## Directions for this task
Return the whole listing, line for line, without the pictures in it.

### Entries provided ###

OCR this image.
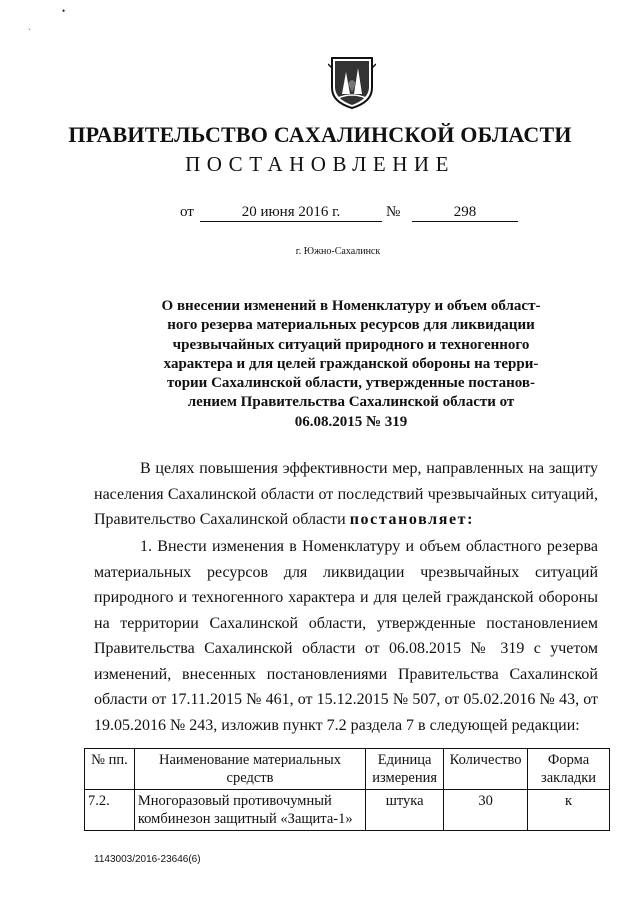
•
˴
ПРАВИТЕЛЬСТВО САХАЛИНСКОЙ ОБЛАСТИ
ПОСТАНОВЛЕНИЕ
от	20 июня 2016 г.	№	298
г. Южно-Сахалинск
О внесении изменений в Номенклатуру и объем област-
ного резерва материальных ресурсов для ликвидации
чрезвычайных ситуаций природного и техногенного
характера и для целей гражданской обороны на терри-
тории Сахалинской области, утвержденные постанов-
лением Правительства Сахалинской области от
06.08.2015 № 319
В целях повышения эффективности мер, направленных на защиту населения Сахалинской области от последствий чрезвычайных ситуаций, Правительство Сахалинской области постановляет:
1. Внести изменения в Номенклатуру и объем областного резерва материальных ресурсов для ликвидации чрезвычайных ситуаций природного и техногенного характера и для целей гражданской обороны на территории Сахалинской области, утвержденные постановлением Правительства Сахалинской области от 06.08.2015 № 319 с учетом изменений, внесенных постановлениями Правительства Сахалинской области от 17.11.2015 № 461, от 15.12.2015 № 507, от 05.02.2016 № 43, от 19.05.2016 № 243, изложив пункт 7.2 раздела 7 в следующей редакции:
№ пп.	Наименование материальных средств	Единица измерения	Количество	Форма закладки
7.2.	Многоразовый противочумный комбинезон защитный «Защита-1»	штука	30	к
1143003/2016-23646(6)
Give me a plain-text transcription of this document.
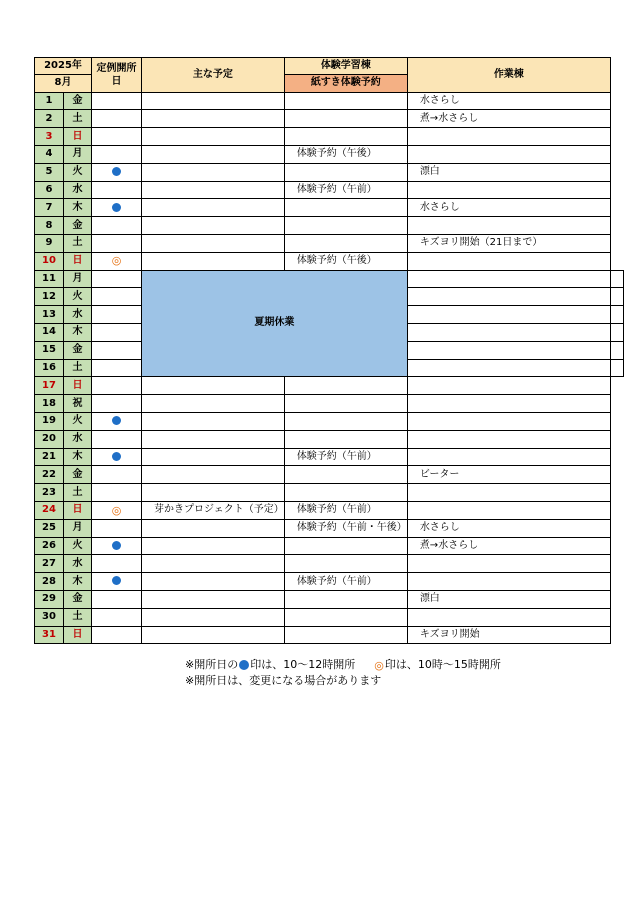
2025年		定例開所日	主な予定	体験学習棟	作業棟	
8月				紙すき体験予約		
1	金				水さらし	
2	土				煮→水さらし	
3	日					
4	月			体験予約（午後）		
5	火				漂白	
6	水			体験予約（午前）		
7	木				水さらし	
8	金					
9	土				キズヨリ開始（21日まで）	
10	日	◎		体験予約（午後）		
11	月		夏期休業			
12	火					
13	水					
14	木					
15	金					
16	土					
17	日					
18	祝					
19	火					
20	水					
21	木			体験予約（午前）		
22	金				ビーター	
23	土					
24	日	◎	芽かきプロジェクト（予定）	体験予約（午前）		
25	月			体験予約（午前・午後）	水さらし	
26	火				煮→水さらし	
27	水					
28	木			体験予約（午前）		
29	金				漂白	
30	土					
31	日				キズヨリ開始	
※開所日の 印は、10～12時開所 ◎印は、10時～15時開所
※開所日は、変更になる場合があります
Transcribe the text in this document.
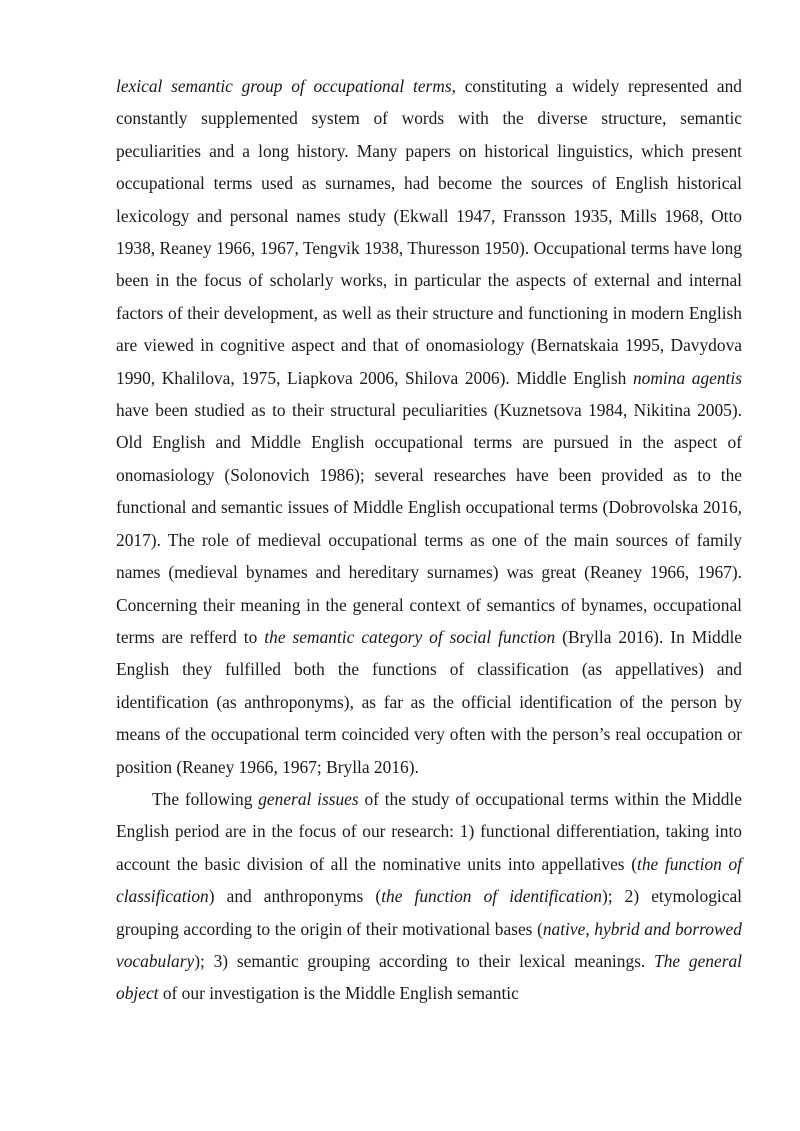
lexical semantic group of occupational terms, constituting a widely represented and constantly supplemented system of words with the diverse structure, semantic peculiarities and a long history. Many papers on historical linguistics, which present occupational terms used as surnames, had become the sources of English historical lexicology and personal names study (Ekwall 1947, Fransson 1935, Mills 1968, Otto 1938, Reaney 1966, 1967, Tengvik 1938, Thuresson 1950). Occupational terms have long been in the focus of scholarly works, in particular the aspects of external and internal factors of their development, as well as their structure and functioning in modern English are viewed in cognitive aspect and that of onomasiology (Bernatskaia 1995, Davydova 1990, Khalilova, 1975, Liapkova 2006, Shilova 2006). Middle English nomina agentis have been studied as to their structural peculiarities (Kuznetsova 1984, Nikitina 2005). Old English and Middle English occupational terms are pursued in the aspect of onomasiology (Solonovich 1986); several researches have been provided as to the functional and semantic issues of Middle English occupational terms (Dobrovolska 2016, 2017). The role of medieval occupational terms as one of the main sources of family names (medieval bynames and hereditary surnames) was great (Reaney 1966, 1967). Concerning their meaning in the general context of semantics of bynames, occupational terms are refferd to the semantic category of social function (Brylla 2016). In Middle English they fulfilled both the functions of classification (as appellatives) and identification (as anthroponyms), as far as the official identification of the person by means of the occupational term coincided very often with the person’s real occupation or position (Reaney 1966, 1967; Brylla 2016).

The following general issues of the study of occupational terms within the Middle English period are in the focus of our research: 1) functional differentiation, taking into account the basic division of all the nominative units into appellatives (the function of classification) and anthroponyms (the function of identification); 2) etymological grouping according to the origin of their motivational bases (native, hybrid and borrowed vocabulary); 3) semantic grouping according to their lexical meanings. The general object of our investigation is the Middle English semantic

###

## In response
OCR this image.
•
˴
ПРАВИТЕЛЬСТВО САХАЛИНСКОЙ ОБЛАСТИ
ПОСТАНОВЛЕНИЕ
от	20 июня 2016 г.	№	298
г. Южно-Сахалинск
О внесении изменений в Номенклатуру и объем област-
ного резерва материальных ресурсов для ликвидации
чрезвычайных ситуаций природного и техногенного
характера и для целей гражданской обороны на терри-
тории Сахалинской области, утвержденные постанов-
лением Правительства Сахалинской области от
06.08.2015 № 319
В целях повышения эффективности мер, направленных на защиту населения Сахалинской области от последствий чрезвычайных ситуаций, Правительство Сахалинской области постановляет:
1. Внести изменения в Номенклатуру и объем областного резерва материальных ресурсов для ликвидации чрезвычайных ситуаций природного и техногенного характера и для целей гражданской обороны на территории Сахалинской области, утвержденные постановлением Правительства Сахалинской области от 06.08.2015 № 319 с учетом изменений, внесенных постановлениями Правительства Сахалинской области от 17.11.2015 № 461, от 15.12.2015 № 507, от 05.02.2016 № 43, от 19.05.2016 № 243, изложив пункт 7.2 раздела 7 в следующей редакции:
№ пп.	Наименование материальных средств	Единица измерения	Количество	Форма закладки
7.2.	Многоразовый противочумный комбинезон защитный «Защита-1»	штука	30	к
1143003/2016-23646(6)
Give me a plain-text transcription of this document.
2025年		定例開所日	主な予定	体験学習棟	作業棟	
8月				紙すき体験予約		
1	金				水さらし	
2	土				煮→水さらし	
3	日					
4	月			体験予約（午後）		
5	火				漂白	
6	水			体験予約（午前）		
7	木				水さらし	
8	金					
9	土				キズヨリ開始（21日まで）	
10	日	◎		体験予約（午後）		
11	月		夏期休業			
12	火					
13	水					
14	木					
15	金					
16	土					
17	日					
18	祝					
19	火					
20	水					
21	木			体験予約（午前）		
22	金				ビーター	
23	土					
24	日	◎	芽かきプロジェクト（予定）	体験予約（午前）		
25	月			体験予約（午前・午後）	水さらし	
26	火				煮→水さらし	
27	水					
28	木			体験予約（午前）		
29	金				漂白	
30	土					
31	日				キズヨリ開始	
※開所日の 印は、10～12時開所 ◎印は、10時～15時開所
※開所日は、変更になる場合があります
Transcribe the text in this document.
lexical semantic group of occupational terms, constituting a widely represented and constantly supplemented system of words with the diverse structure, semantic peculiarities and a long history. Many papers on historical linguistics, which present occupational terms used as surnames, had become the sources of English historical lexicology and personal names study (Ekwall 1947, Fransson 1935, Mills 1968, Otto 1938, Reaney 1966, 1967, Tengvik 1938, Thuresson 1950). Occupational terms have long been in the focus of scholarly works, in particular the aspects of external and internal factors of their development, as well as their structure and functioning in modern English are viewed in cognitive aspect and that of onomasiology (Bernatskaia 1995, Davydova 1990, Khalilova, 1975, Liapkova 2006, Shilova 2006). Middle English nomina agentis have been studied as to their structural peculiarities (Kuznetsova 1984, Nikitina 2005). Old English and Middle English occupational terms are pursued in the aspect of onomasiology (Solonovich 1986); several researches have been provided as to the functional and semantic issues of Middle English occupational terms (Dobrovolska 2016, 2017). The role of medieval occupational terms as one of the main sources of family names (medieval bynames and hereditary surnames) was great (Reaney 1966, 1967). Concerning their meaning in the general context of semantics of bynames, occupational terms are refferd to the semantic category of social function (Brylla 2016). In Middle English they fulfilled both the functions of classification (as appellatives) and identification (as anthroponyms), as far as the official identification of the person by means of the occupational term coincided very often with the person’s real occupation or position (Reaney 1966, 1967; Brylla 2016).

The following general issues of the study of occupational terms within the Middle English period are in the focus of our research: 1) functional differentiation, taking into account the basic division of all the nominative units into appellatives (the function of classification) and anthroponyms (the function of identification); 2) etymological grouping according to the origin of their motivational bases (native, hybrid and borrowed vocabulary); 3) semantic grouping according to their lexical meanings. The general object of our investigation is the Middle English semantic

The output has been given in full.